Written task
Carry none of the pictures over; set down the material below exactly.

Listing
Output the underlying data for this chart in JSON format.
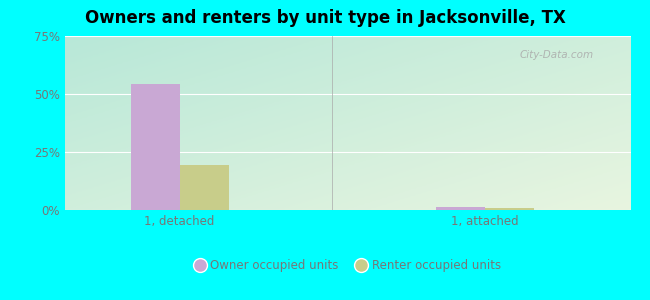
{
  "title": "Owners and renters by unit type in Jacksonville, TX",
  "title_fontsize": 12,
  "categories": [
    "1, detached",
    "1, attached"
  ],
  "owner_values": [
    54.5,
    1.5
  ],
  "renter_values": [
    19.5,
    0.8
  ],
  "owner_color": "#c9a8d4",
  "renter_color": "#c8cd8a",
  "ylim": [
    0,
    75
  ],
  "yticks": [
    0,
    25,
    50,
    75
  ],
  "yticklabels": [
    "0%",
    "25%",
    "50%",
    "75%"
  ],
  "outer_background": "#00ffff",
  "bar_width": 0.32,
  "group_positions": [
    0.75,
    2.75
  ],
  "xlim": [
    0.0,
    3.7
  ],
  "legend_owner": "Owner occupied units",
  "legend_renter": "Renter occupied units",
  "watermark": "City-Data.com",
  "grad_top_left": "#b8e8d8",
  "grad_bottom_right": "#e8f5e0"
}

Task answer
Output the underlying data for this chart in JSON format.
{
  "title": "Owners and renters by unit type in Jacksonville, TX",
  "title_fontsize": 12,
  "categories": [
    "1, detached",
    "1, attached"
  ],
  "owner_values": [
    54.5,
    1.5
  ],
  "renter_values": [
    19.5,
    0.8
  ],
  "owner_color": "#c9a8d4",
  "renter_color": "#c8cd8a",
  "ylim": [
    0,
    75
  ],
  "yticks": [
    0,
    25,
    50,
    75
  ],
  "yticklabels": [
    "0%",
    "25%",
    "50%",
    "75%"
  ],
  "outer_background": "#00ffff",
  "bar_width": 0.32,
  "group_positions": [
    0.75,
    2.75
  ],
  "xlim": [
    0.0,
    3.7
  ],
  "legend_owner": "Owner occupied units",
  "legend_renter": "Renter occupied units",
  "watermark": "City-Data.com",
  "grad_top_left": "#b8e8d8",
  "grad_bottom_right": "#e8f5e0"
}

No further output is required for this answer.